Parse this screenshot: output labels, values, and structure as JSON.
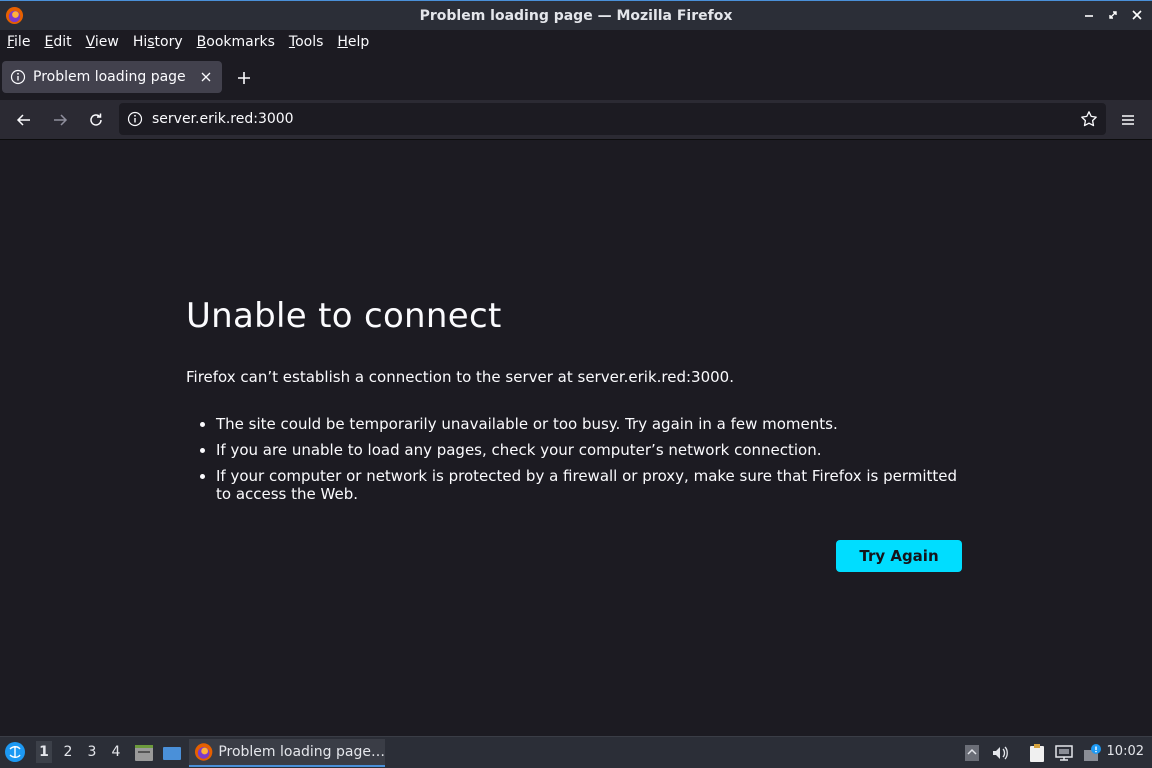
{
  "window": {
    "title": "Problem loading page — Mozilla Firefox"
  },
  "menu": {
    "items": [
      {
        "label": "File",
        "mnemonic": "F",
        "rest": "ile"
      },
      {
        "label": "Edit",
        "mnemonic": "E",
        "rest": "dit"
      },
      {
        "label": "View",
        "mnemonic": "V",
        "rest": "iew"
      },
      {
        "label": "History",
        "pre": "Hi",
        "mnemonic": "s",
        "rest": "tory"
      },
      {
        "label": "Bookmarks",
        "mnemonic": "B",
        "rest": "ookmarks"
      },
      {
        "label": "Tools",
        "mnemonic": "T",
        "rest": "ools"
      },
      {
        "label": "Help",
        "mnemonic": "H",
        "rest": "elp"
      }
    ]
  },
  "tabs": [
    {
      "label": "Problem loading page",
      "active": true
    }
  ],
  "navbar": {
    "url": "server.erik.red:3000"
  },
  "error": {
    "title": "Unable to connect",
    "description": "Firefox can’t establish a connection to the server at server.erik.red:3000.",
    "bullets": [
      "The site could be temporarily unavailable or too busy. Try again in a few moments.",
      "If you are unable to load any pages, check your computer’s network connection.",
      "If your computer or network is protected by a firewall or proxy, make sure that Firefox is permitted to access the Web."
    ],
    "button_label": "Try Again"
  },
  "taskbar": {
    "workspaces": [
      "1",
      "2",
      "3",
      "4"
    ],
    "active_workspace": "1",
    "task_label": "Problem loading page…",
    "clock": "10:02"
  },
  "colors": {
    "accent": "#00ddff",
    "page_bg": "#1c1b22",
    "toolbar_bg": "#2b2a33",
    "tab_active_bg": "#42414d",
    "panel_bg": "#2b2e37"
  }
}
^^^^^^^^
THE TASK :: Restate each entry word for word, please, but drop any images it holds.

SOLUTION FOR THIS EXERCISE ::
Parse this screenshot: output labels, values, and structure as JSON.
{
  "window": {
    "title": "Problem loading page — Mozilla Firefox"
  },
  "menu": {
    "items": [
      {
        "label": "File",
        "mnemonic": "F",
        "rest": "ile"
      },
      {
        "label": "Edit",
        "mnemonic": "E",
        "rest": "dit"
      },
      {
        "label": "View",
        "mnemonic": "V",
        "rest": "iew"
      },
      {
        "label": "History",
        "pre": "Hi",
        "mnemonic": "s",
        "rest": "tory"
      },
      {
        "label": "Bookmarks",
        "mnemonic": "B",
        "rest": "ookmarks"
      },
      {
        "label": "Tools",
        "mnemonic": "T",
        "rest": "ools"
      },
      {
        "label": "Help",
        "mnemonic": "H",
        "rest": "elp"
      }
    ]
  },
  "tabs": [
    {
      "label": "Problem loading page",
      "active": true
    }
  ],
  "navbar": {
    "url": "server.erik.red:3000"
  },
  "error": {
    "title": "Unable to connect",
    "description": "Firefox can’t establish a connection to the server at server.erik.red:3000.",
    "bullets": [
      "The site could be temporarily unavailable or too busy. Try again in a few moments.",
      "If you are unable to load any pages, check your computer’s network connection.",
      "If your computer or network is protected by a firewall or proxy, make sure that Firefox is permitted to access the Web."
    ],
    "button_label": "Try Again"
  },
  "taskbar": {
    "workspaces": [
      "1",
      "2",
      "3",
      "4"
    ],
    "active_workspace": "1",
    "task_label": "Problem loading page…",
    "clock": "10:02"
  },
  "colors": {
    "accent": "#00ddff",
    "page_bg": "#1c1b22",
    "toolbar_bg": "#2b2a33",
    "tab_active_bg": "#42414d",
    "panel_bg": "#2b2e37"
  }
}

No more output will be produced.